** start MATERIAL FOR THE TASK **

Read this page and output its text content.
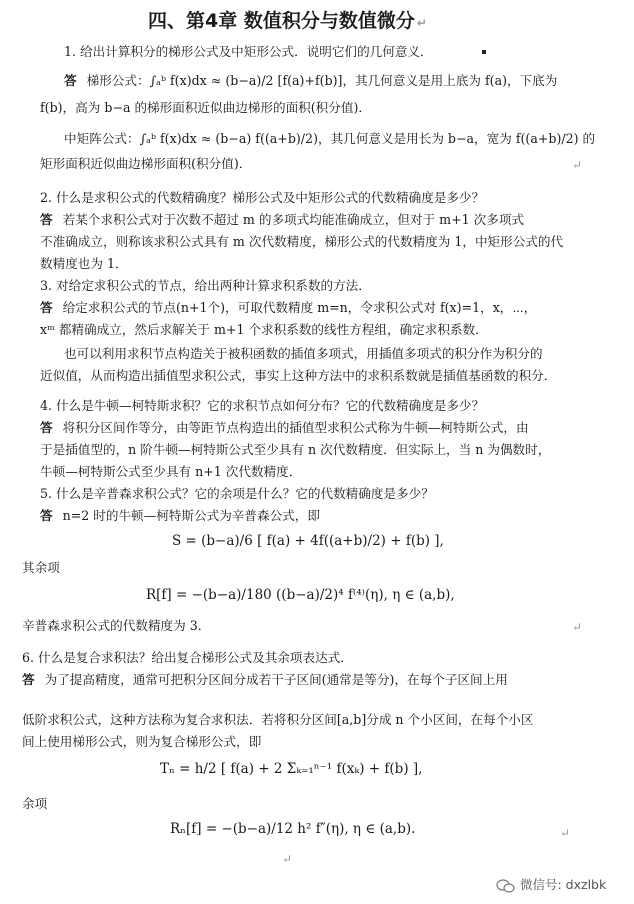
四、第4章 数值积分与数值微分 ↵
1. 给出计算积分的梯形公式及中矩形公式．说明它们的几何意义．
答 梯形公式：∫ₐᵇ f(x)dx ≈ (b−a)/2 [f(a)+f(b)]，其几何意义是用上底为 f(a)，下底为
f(b)，高为 b−a 的梯形面积近似曲边梯形的面积(积分值)．
中矩阵公式：∫ₐᵇ f(x)dx ≈ (b−a) f((a+b)/2)，其几何意义是用长为 b−a，宽为 f((a+b)/2) 的
矩形面积近似曲边梯形面积(积分值)．	↵
2. 什么是求积公式的代数精确度？梯形公式及中矩形公式的代数精确度是多少？
答 若某个求积公式对于次数不超过 m 的多项式均能准确成立，但对于 m+1 次多项式
不准确成立，则称该求积公式具有 m 次代数精度，梯形公式的代数精度为 1，中矩形公式的代
数精度也为 1．
3. 对给定求积公式的节点，给出两种计算求积系数的方法．
答 给定求积公式的节点(n+1个)，可取代数精度 m=n，令求积公式对 f(x)=1，x，⋯，
xᵐ 都精确成立，然后求解关于 m+1 个求积系数的线性方程组，确定求积系数．
也可以利用求积节点构造关于被积函数的插值多项式，用插值多项式的积分作为积分的
近似值，从而构造出插值型求积公式，事实上这种方法中的求积系数就是插值基函数的积分．
4. 什么是牛顿—柯特斯求积？它的求积节点如何分布？它的代数精确度是多少？
答 将积分区间作等分，由等距节点构造出的插值型求积公式称为牛顿—柯特斯公式，由
于是插值型的，n 阶牛顿—柯特斯公式至少具有 n 次代数精度．但实际上，当 n 为偶数时，
牛顿—柯特斯公式至少具有 n+1 次代数精度．
5. 什么是辛普森求积公式？它的余项是什么？它的代数精确度是多少？
答 n=2 时的牛顿—柯特斯公式为辛普森公式，即
S = (b−a)/6 [ f(a) + 4f((a+b)/2) + f(b) ],
其余项
R[f] = −(b−a)/180 ((b−a)/2)⁴ f⁽⁴⁾(η), η ∈ (a,b),
辛普森求积公式的代数精度为 3．	↵
6. 什么是复合求积法？给出复合梯形公式及其余项表达式．
答 为了提高精度，通常可把积分区间分成若干子区间(通常是等分)，在每个子区间上用
低阶求积公式，这种方法称为复合求积法．若将积分区间[a,b]分成 n 个小区间，在每个小区
间上使用梯形公式，则为复合梯形公式，即
Tₙ = h/2 [ f(a) + 2 Σₖ₌₁ⁿ⁻¹ f(xₖ) + f(b) ],
余项
Rₙ[f] = −(b−a)/12 h² f″(η), η ∈ (a,b).	↵
↵
微信号: dxzlbk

** end MATERIAL FOR THE TASK **

• TASK STATEMENT:
Restate the entire listing word for word, excluding pictures.

• WRITTEN RESPONSE:
Read this page and output its text content.
四、第4章 数值积分与数值微分 ↵
1. 给出计算积分的梯形公式及中矩形公式．说明它们的几何意义．
答 梯形公式：∫ₐᵇ f(x)dx ≈ (b−a)/2 [f(a)+f(b)]，其几何意义是用上底为 f(a)，下底为
f(b)，高为 b−a 的梯形面积近似曲边梯形的面积(积分值)．
中矩阵公式：∫ₐᵇ f(x)dx ≈ (b−a) f((a+b)/2)，其几何意义是用长为 b−a，宽为 f((a+b)/2) 的
矩形面积近似曲边梯形面积(积分值)．	↵
2. 什么是求积公式的代数精确度？梯形公式及中矩形公式的代数精确度是多少？
答 若某个求积公式对于次数不超过 m 的多项式均能准确成立，但对于 m+1 次多项式
不准确成立，则称该求积公式具有 m 次代数精度，梯形公式的代数精度为 1，中矩形公式的代
数精度也为 1．
3. 对给定求积公式的节点，给出两种计算求积系数的方法．
答 给定求积公式的节点(n+1个)，可取代数精度 m=n，令求积公式对 f(x)=1，x，⋯，
xᵐ 都精确成立，然后求解关于 m+1 个求积系数的线性方程组，确定求积系数．
也可以利用求积节点构造关于被积函数的插值多项式，用插值多项式的积分作为积分的
近似值，从而构造出插值型求积公式，事实上这种方法中的求积系数就是插值基函数的积分．
4. 什么是牛顿—柯特斯求积？它的求积节点如何分布？它的代数精确度是多少？
答 将积分区间作等分，由等距节点构造出的插值型求积公式称为牛顿—柯特斯公式，由
于是插值型的，n 阶牛顿—柯特斯公式至少具有 n 次代数精度．但实际上，当 n 为偶数时，
牛顿—柯特斯公式至少具有 n+1 次代数精度．
5. 什么是辛普森求积公式？它的余项是什么？它的代数精确度是多少？
答 n=2 时的牛顿—柯特斯公式为辛普森公式，即
S = (b−a)/6 [ f(a) + 4f((a+b)/2) + f(b) ],
其余项
R[f] = −(b−a)/180 ((b−a)/2)⁴ f⁽⁴⁾(η), η ∈ (a,b),
辛普森求积公式的代数精度为 3．	↵
6. 什么是复合求积法？给出复合梯形公式及其余项表达式．
答 为了提高精度，通常可把积分区间分成若干子区间(通常是等分)，在每个子区间上用
低阶求积公式，这种方法称为复合求积法．若将积分区间[a,b]分成 n 个小区间，在每个小区
间上使用梯形公式，则为复合梯形公式，即
Tₙ = h/2 [ f(a) + 2 Σₖ₌₁ⁿ⁻¹ f(xₖ) + f(b) ],
余项
Rₙ[f] = −(b−a)/12 h² f″(η), η ∈ (a,b).	↵
↵
微信号: dxzlbk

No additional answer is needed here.